Directive:
Extract every line where the string "적어보았어" appears.

════════

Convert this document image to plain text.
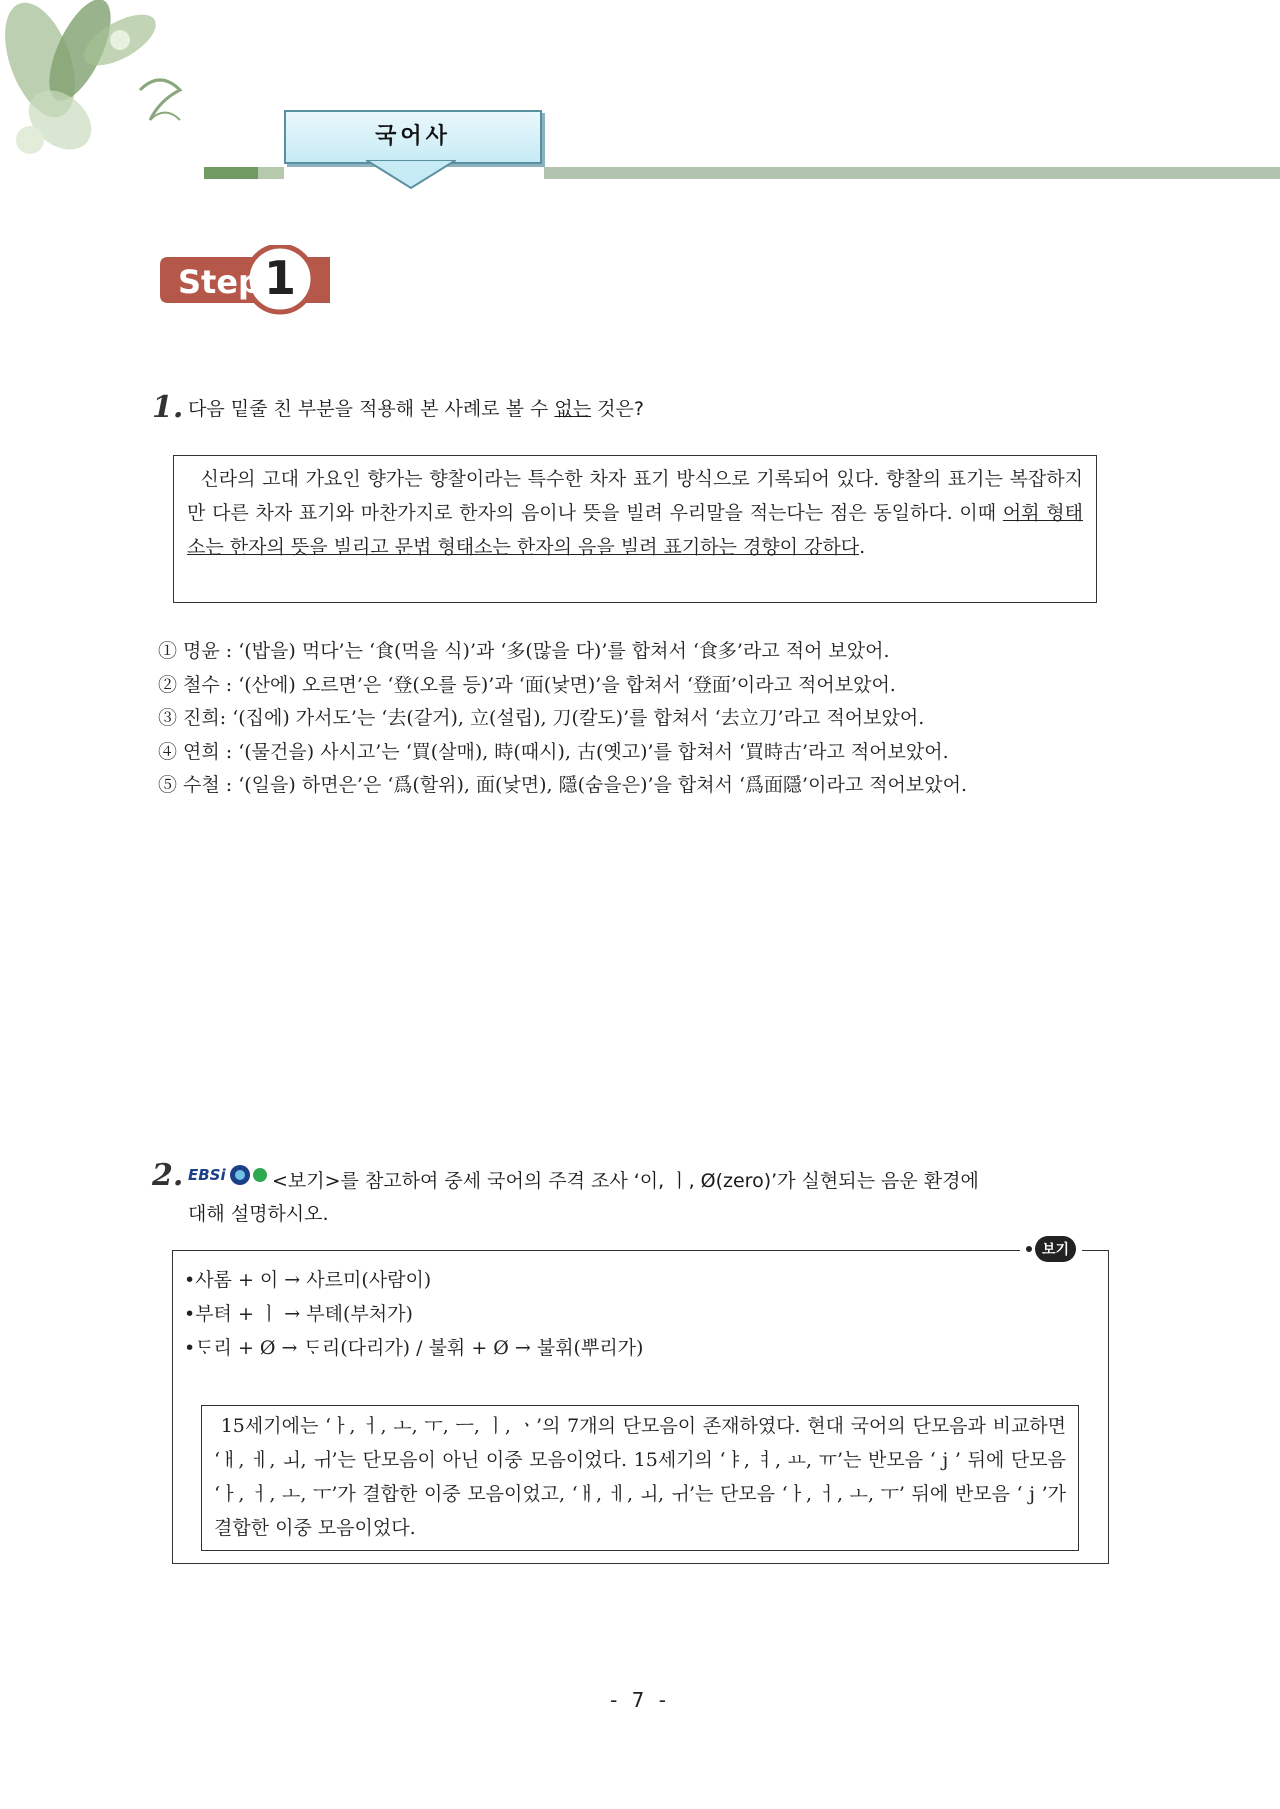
국어사
Step 1
1. 다음 밑줄 친 부분을 적용해 본 사례로 볼 수 없는 것은?
신라의 고대 가요인 향가는 향찰이라는 특수한 차자 표기 방식으로 기록되어 있다. 향찰의 표기는 복잡하지만 다른 차자 표기와 마찬가지로 한자의 음이나 뜻을 빌려 우리말을 적는다는 점은 동일하다. 이때 어휘 형태소는 한자의 뜻을 빌리고 문법 형태소는 한자의 음을 빌려 표기하는 경향이 강하다.
① 명윤 : ‘(밥을) 먹다’는 ‘食(먹을 식)’과 ‘多(많을 다)’를 합쳐서 ‘食多’라고 적어 보았어.
② 철수 : ‘(산에) 오르면’은 ‘登(오를 등)’과 ‘面(낯면)’을 합쳐서 ‘登面’이라고 적어보았어.
③ 진희: ‘(집에) 가서도’는 ‘去(갈거), 立(설립), 刀(칼도)’를 합쳐서 ‘去立刀’라고 적어보았어.
④ 연희 : ‘(물건을) 사시고’는 ‘買(살매), 時(때시), 古(옛고)’를 합쳐서 ‘買時古’라고 적어보았어.
⑤ 수철 : ‘(일을) 하면은’은 ‘爲(할위), 面(낯면), 隱(숨을은)’을 합쳐서 ‘爲面隱’이라고 적어보았어.
2. EBSi <보기>를 참고하여 중세 국어의 주격 조사 ‘이, ㅣ, Ø(zero)’가 실현되는 음운 환경에
대해 설명하시오.
보기
•사롬 + 이 → 사르미(사람이)
•부텨 + ㅣ → 부톄(부처가)
•ᄃᆞ리 + Ø → ᄃᆞ리(다리가) / 불휘 + Ø → 불휘(뿌리가)
15세기에는 ‘ㅏ, ㅓ, ㅗ, ㅜ, ㅡ, ㅣ, ㆍ’의 7개의 단모음이 존재하였다. 현대 국어의 단모음과 비교하면 ‘ㅐ, ㅔ, ㅚ, ㅟ’는 단모음이 아닌 이중 모음이었다. 15세기의 ‘ㅑ, ㅕ, ㅛ, ㅠ’는 반모음 ‘ j ’ 뒤에 단모음 ‘ㅏ, ㅓ, ㅗ, ㅜ’가 결합한 이중 모음이었고, ‘ㅐ, ㅔ, ㅚ, ㅟ’는 단모음 ‘ㅏ, ㅓ, ㅗ, ㅜ’ 뒤에 반모음 ‘ j ’가 결합한 이중 모음이었다.
- 7 -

════════

Result:
② 철수 : ‘(산에) 오르면’은 ‘登(오를 등)’과 ‘面(낯면)’을 합쳐서 ‘登面’이라고 적어보았어.
③ 진희: ‘(집에) 가서도’는 ‘去(갈거), 立(설립), 刀(칼도)’를 합쳐서 ‘去立刀’라고 적어보았어.
④ 연희 : ‘(물건을) 사시고’는 ‘買(살매), 時(때시), 古(옛고)’를 합쳐서 ‘買時古’라고 적어보았어.
⑤ 수철 : ‘(일을) 하면은’은 ‘爲(할위), 面(낯면), 隱(숨을은)’을 합쳐서 ‘爲面隱’이라고 적어보았어.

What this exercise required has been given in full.